» **Problem statement**
Which lines in the records below contain the word "this"? Copy each of them.

** Start of Given data **

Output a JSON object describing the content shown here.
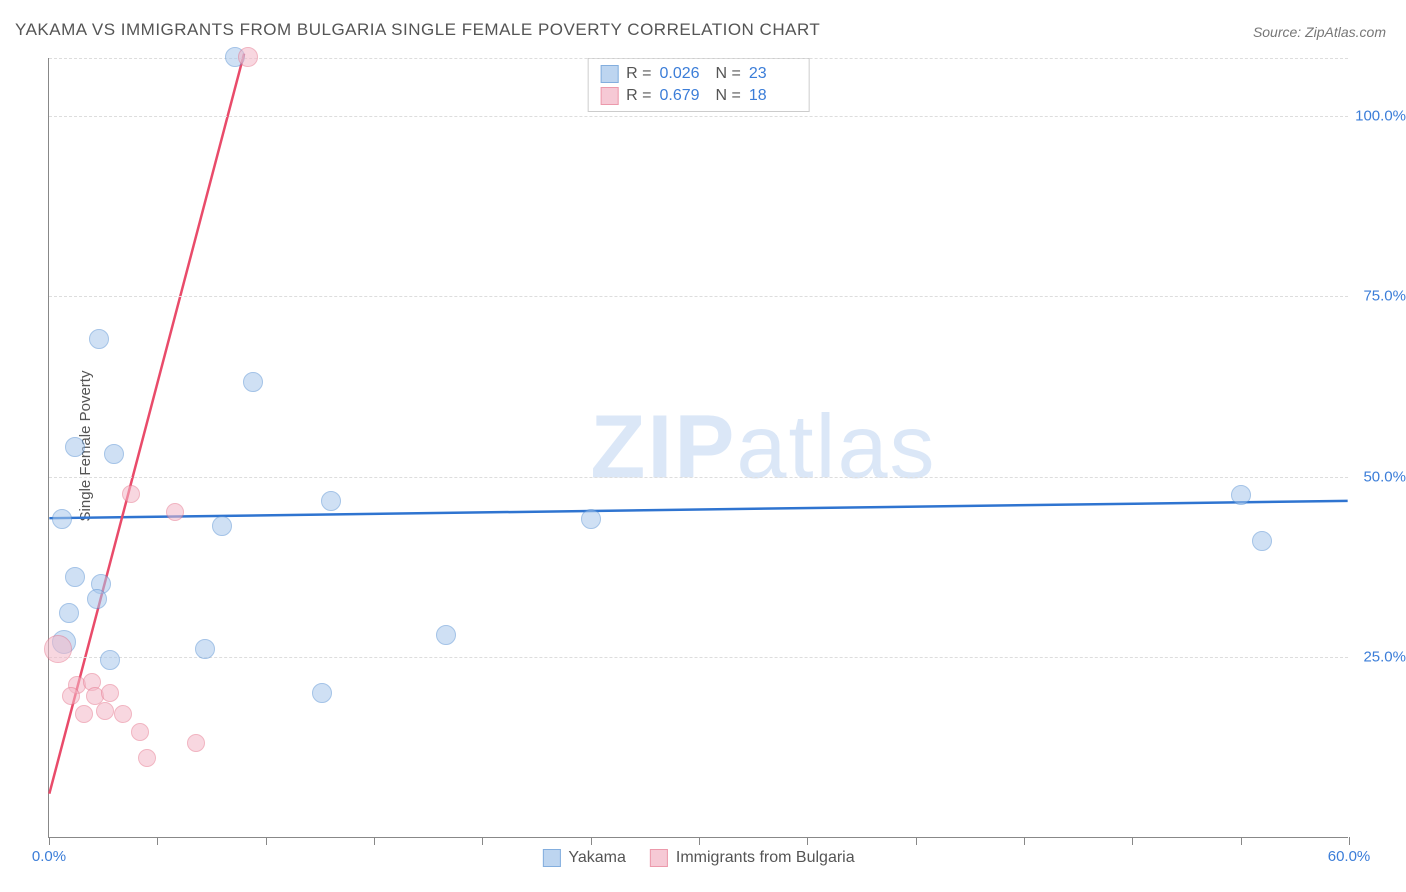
{
  "title": "YAKAMA VS IMMIGRANTS FROM BULGARIA SINGLE FEMALE POVERTY CORRELATION CHART",
  "source": "Source: ZipAtlas.com",
  "ylabel": "Single Female Poverty",
  "watermark_a": "ZIP",
  "watermark_b": "atlas",
  "chart": {
    "type": "scatter",
    "xlim": [
      0,
      60
    ],
    "ylim": [
      0,
      108
    ],
    "x_ticks": [
      0,
      5,
      10,
      15,
      20,
      25,
      30,
      35,
      40,
      45,
      50,
      55,
      60
    ],
    "x_tick_labels": {
      "0": "0.0%",
      "60": "60.0%"
    },
    "y_gridlines": [
      25,
      50,
      75,
      100,
      108
    ],
    "y_tick_labels": {
      "25": "25.0%",
      "50": "50.0%",
      "75": "75.0%",
      "100": "100.0%"
    },
    "background_color": "#ffffff",
    "grid_color": "#dddddd",
    "axis_color": "#888888",
    "series": [
      {
        "name": "Yakama",
        "fill": "#a8c8ec",
        "stroke": "#5a93d4",
        "fill_opacity": 0.55,
        "marker_radius": 10,
        "trend": {
          "color": "#2f74d0",
          "width": 2.5,
          "y_at_x0": 44.2,
          "y_at_x60": 46.6,
          "dashed_beyond_x": 60
        },
        "R": "0.026",
        "N": "23",
        "points": [
          {
            "x": 8.6,
            "y": 108,
            "r": 10
          },
          {
            "x": 2.3,
            "y": 69,
            "r": 10
          },
          {
            "x": 9.4,
            "y": 63,
            "r": 10
          },
          {
            "x": 1.2,
            "y": 54,
            "r": 10
          },
          {
            "x": 3.0,
            "y": 53,
            "r": 10
          },
          {
            "x": 13.0,
            "y": 46.5,
            "r": 10
          },
          {
            "x": 55.0,
            "y": 47.3,
            "r": 10
          },
          {
            "x": 0.6,
            "y": 44,
            "r": 10
          },
          {
            "x": 8.0,
            "y": 43,
            "r": 10
          },
          {
            "x": 25.0,
            "y": 44,
            "r": 10
          },
          {
            "x": 56.0,
            "y": 41,
            "r": 10
          },
          {
            "x": 1.2,
            "y": 36,
            "r": 10
          },
          {
            "x": 2.4,
            "y": 35,
            "r": 10
          },
          {
            "x": 2.2,
            "y": 33,
            "r": 10
          },
          {
            "x": 0.9,
            "y": 31,
            "r": 10
          },
          {
            "x": 18.3,
            "y": 28,
            "r": 10
          },
          {
            "x": 0.7,
            "y": 27,
            "r": 12
          },
          {
            "x": 7.2,
            "y": 26,
            "r": 10
          },
          {
            "x": 2.8,
            "y": 24.5,
            "r": 10
          },
          {
            "x": 12.6,
            "y": 20,
            "r": 10
          }
        ]
      },
      {
        "name": "Immigrants from Bulgaria",
        "fill": "#f4b8c8",
        "stroke": "#e6788f",
        "fill_opacity": 0.55,
        "marker_radius": 9,
        "trend": {
          "color": "#e94b6a",
          "width": 2.5,
          "y_at_x0": 6,
          "y_at_x60": 690,
          "dashed_beyond_x": 9.0
        },
        "R": "0.679",
        "N": "18",
        "points": [
          {
            "x": 9.2,
            "y": 108,
            "r": 10
          },
          {
            "x": 3.8,
            "y": 47.5,
            "r": 9
          },
          {
            "x": 5.8,
            "y": 45,
            "r": 9
          },
          {
            "x": 0.4,
            "y": 26,
            "r": 14
          },
          {
            "x": 1.3,
            "y": 21,
            "r": 9
          },
          {
            "x": 2.0,
            "y": 21.5,
            "r": 9
          },
          {
            "x": 1.0,
            "y": 19.5,
            "r": 9
          },
          {
            "x": 2.1,
            "y": 19.5,
            "r": 9
          },
          {
            "x": 2.8,
            "y": 20,
            "r": 9
          },
          {
            "x": 2.6,
            "y": 17.5,
            "r": 9
          },
          {
            "x": 1.6,
            "y": 17,
            "r": 9
          },
          {
            "x": 3.4,
            "y": 17,
            "r": 9
          },
          {
            "x": 4.2,
            "y": 14.5,
            "r": 9
          },
          {
            "x": 6.8,
            "y": 13,
            "r": 9
          },
          {
            "x": 4.5,
            "y": 11,
            "r": 9
          }
        ]
      }
    ],
    "stats_box": {
      "r_label": "R =",
      "n_label": "N ="
    },
    "bottom_legend": {}
  }
}
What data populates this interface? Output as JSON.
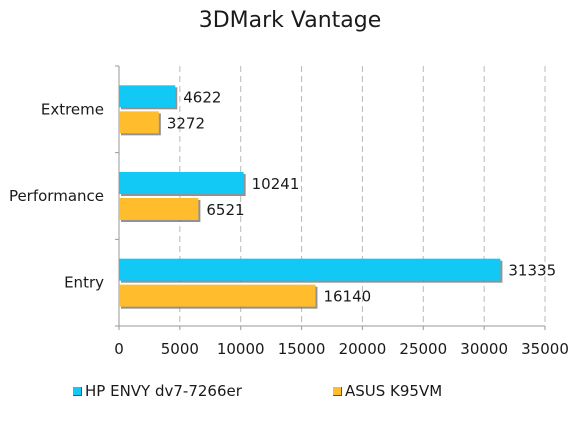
{
  "chart_data": {
    "type": "bar",
    "orientation": "horizontal",
    "title": "3DMark Vantage",
    "categories": [
      "Extreme",
      "Performance",
      "Entry"
    ],
    "series": [
      {
        "name": "HP ENVY dv7-7266er",
        "values": [
          4622,
          10241,
          31335
        ],
        "color": "#12c8f5"
      },
      {
        "name": "ASUS K95VM",
        "values": [
          3272,
          6521,
          16140
        ],
        "color": "#ffbd2e"
      }
    ],
    "xlim": [
      0,
      35000
    ],
    "xticks": [
      0,
      5000,
      10000,
      15000,
      20000,
      25000,
      30000,
      35000
    ],
    "grid": true,
    "legend": "bottom"
  }
}
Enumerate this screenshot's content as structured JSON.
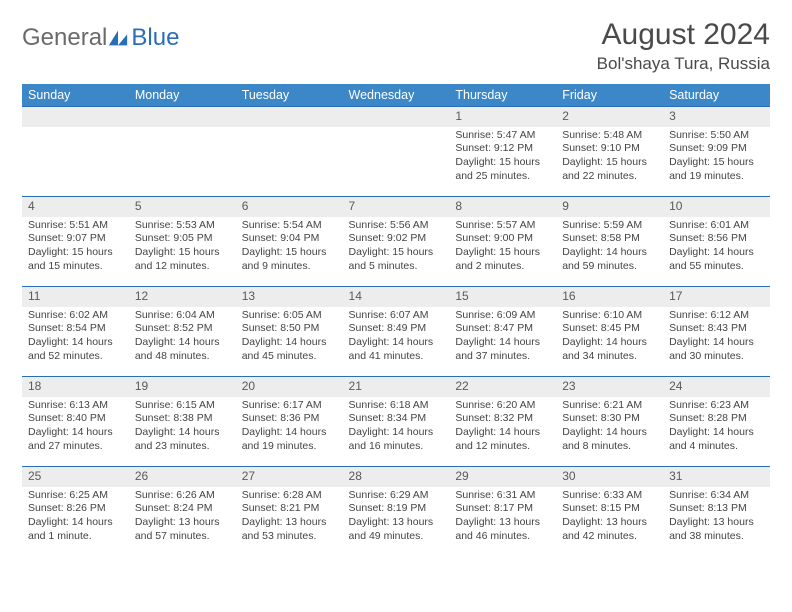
{
  "brand": {
    "general": "General",
    "blue": "Blue"
  },
  "header": {
    "title": "August 2024",
    "location": "Bol'shaya Tura, Russia"
  },
  "colors": {
    "header_bg": "#3b87c8",
    "header_text": "#ffffff",
    "daynum_bg": "#ededed",
    "rule": "#2a6db8",
    "body_text": "#444444"
  },
  "weekdays": [
    "Sunday",
    "Monday",
    "Tuesday",
    "Wednesday",
    "Thursday",
    "Friday",
    "Saturday"
  ],
  "weeks": [
    [
      null,
      null,
      null,
      null,
      {
        "d": "1",
        "sr": "Sunrise: 5:47 AM",
        "ss": "Sunset: 9:12 PM",
        "dl1": "Daylight: 15 hours",
        "dl2": "and 25 minutes."
      },
      {
        "d": "2",
        "sr": "Sunrise: 5:48 AM",
        "ss": "Sunset: 9:10 PM",
        "dl1": "Daylight: 15 hours",
        "dl2": "and 22 minutes."
      },
      {
        "d": "3",
        "sr": "Sunrise: 5:50 AM",
        "ss": "Sunset: 9:09 PM",
        "dl1": "Daylight: 15 hours",
        "dl2": "and 19 minutes."
      }
    ],
    [
      {
        "d": "4",
        "sr": "Sunrise: 5:51 AM",
        "ss": "Sunset: 9:07 PM",
        "dl1": "Daylight: 15 hours",
        "dl2": "and 15 minutes."
      },
      {
        "d": "5",
        "sr": "Sunrise: 5:53 AM",
        "ss": "Sunset: 9:05 PM",
        "dl1": "Daylight: 15 hours",
        "dl2": "and 12 minutes."
      },
      {
        "d": "6",
        "sr": "Sunrise: 5:54 AM",
        "ss": "Sunset: 9:04 PM",
        "dl1": "Daylight: 15 hours",
        "dl2": "and 9 minutes."
      },
      {
        "d": "7",
        "sr": "Sunrise: 5:56 AM",
        "ss": "Sunset: 9:02 PM",
        "dl1": "Daylight: 15 hours",
        "dl2": "and 5 minutes."
      },
      {
        "d": "8",
        "sr": "Sunrise: 5:57 AM",
        "ss": "Sunset: 9:00 PM",
        "dl1": "Daylight: 15 hours",
        "dl2": "and 2 minutes."
      },
      {
        "d": "9",
        "sr": "Sunrise: 5:59 AM",
        "ss": "Sunset: 8:58 PM",
        "dl1": "Daylight: 14 hours",
        "dl2": "and 59 minutes."
      },
      {
        "d": "10",
        "sr": "Sunrise: 6:01 AM",
        "ss": "Sunset: 8:56 PM",
        "dl1": "Daylight: 14 hours",
        "dl2": "and 55 minutes."
      }
    ],
    [
      {
        "d": "11",
        "sr": "Sunrise: 6:02 AM",
        "ss": "Sunset: 8:54 PM",
        "dl1": "Daylight: 14 hours",
        "dl2": "and 52 minutes."
      },
      {
        "d": "12",
        "sr": "Sunrise: 6:04 AM",
        "ss": "Sunset: 8:52 PM",
        "dl1": "Daylight: 14 hours",
        "dl2": "and 48 minutes."
      },
      {
        "d": "13",
        "sr": "Sunrise: 6:05 AM",
        "ss": "Sunset: 8:50 PM",
        "dl1": "Daylight: 14 hours",
        "dl2": "and 45 minutes."
      },
      {
        "d": "14",
        "sr": "Sunrise: 6:07 AM",
        "ss": "Sunset: 8:49 PM",
        "dl1": "Daylight: 14 hours",
        "dl2": "and 41 minutes."
      },
      {
        "d": "15",
        "sr": "Sunrise: 6:09 AM",
        "ss": "Sunset: 8:47 PM",
        "dl1": "Daylight: 14 hours",
        "dl2": "and 37 minutes."
      },
      {
        "d": "16",
        "sr": "Sunrise: 6:10 AM",
        "ss": "Sunset: 8:45 PM",
        "dl1": "Daylight: 14 hours",
        "dl2": "and 34 minutes."
      },
      {
        "d": "17",
        "sr": "Sunrise: 6:12 AM",
        "ss": "Sunset: 8:43 PM",
        "dl1": "Daylight: 14 hours",
        "dl2": "and 30 minutes."
      }
    ],
    [
      {
        "d": "18",
        "sr": "Sunrise: 6:13 AM",
        "ss": "Sunset: 8:40 PM",
        "dl1": "Daylight: 14 hours",
        "dl2": "and 27 minutes."
      },
      {
        "d": "19",
        "sr": "Sunrise: 6:15 AM",
        "ss": "Sunset: 8:38 PM",
        "dl1": "Daylight: 14 hours",
        "dl2": "and 23 minutes."
      },
      {
        "d": "20",
        "sr": "Sunrise: 6:17 AM",
        "ss": "Sunset: 8:36 PM",
        "dl1": "Daylight: 14 hours",
        "dl2": "and 19 minutes."
      },
      {
        "d": "21",
        "sr": "Sunrise: 6:18 AM",
        "ss": "Sunset: 8:34 PM",
        "dl1": "Daylight: 14 hours",
        "dl2": "and 16 minutes."
      },
      {
        "d": "22",
        "sr": "Sunrise: 6:20 AM",
        "ss": "Sunset: 8:32 PM",
        "dl1": "Daylight: 14 hours",
        "dl2": "and 12 minutes."
      },
      {
        "d": "23",
        "sr": "Sunrise: 6:21 AM",
        "ss": "Sunset: 8:30 PM",
        "dl1": "Daylight: 14 hours",
        "dl2": "and 8 minutes."
      },
      {
        "d": "24",
        "sr": "Sunrise: 6:23 AM",
        "ss": "Sunset: 8:28 PM",
        "dl1": "Daylight: 14 hours",
        "dl2": "and 4 minutes."
      }
    ],
    [
      {
        "d": "25",
        "sr": "Sunrise: 6:25 AM",
        "ss": "Sunset: 8:26 PM",
        "dl1": "Daylight: 14 hours",
        "dl2": "and 1 minute."
      },
      {
        "d": "26",
        "sr": "Sunrise: 6:26 AM",
        "ss": "Sunset: 8:24 PM",
        "dl1": "Daylight: 13 hours",
        "dl2": "and 57 minutes."
      },
      {
        "d": "27",
        "sr": "Sunrise: 6:28 AM",
        "ss": "Sunset: 8:21 PM",
        "dl1": "Daylight: 13 hours",
        "dl2": "and 53 minutes."
      },
      {
        "d": "28",
        "sr": "Sunrise: 6:29 AM",
        "ss": "Sunset: 8:19 PM",
        "dl1": "Daylight: 13 hours",
        "dl2": "and 49 minutes."
      },
      {
        "d": "29",
        "sr": "Sunrise: 6:31 AM",
        "ss": "Sunset: 8:17 PM",
        "dl1": "Daylight: 13 hours",
        "dl2": "and 46 minutes."
      },
      {
        "d": "30",
        "sr": "Sunrise: 6:33 AM",
        "ss": "Sunset: 8:15 PM",
        "dl1": "Daylight: 13 hours",
        "dl2": "and 42 minutes."
      },
      {
        "d": "31",
        "sr": "Sunrise: 6:34 AM",
        "ss": "Sunset: 8:13 PM",
        "dl1": "Daylight: 13 hours",
        "dl2": "and 38 minutes."
      }
    ]
  ]
}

** End of Given data **

» **Output**
What data populates this interface? Output as JSON.
Enumerate this screenshot's content as structured JSON.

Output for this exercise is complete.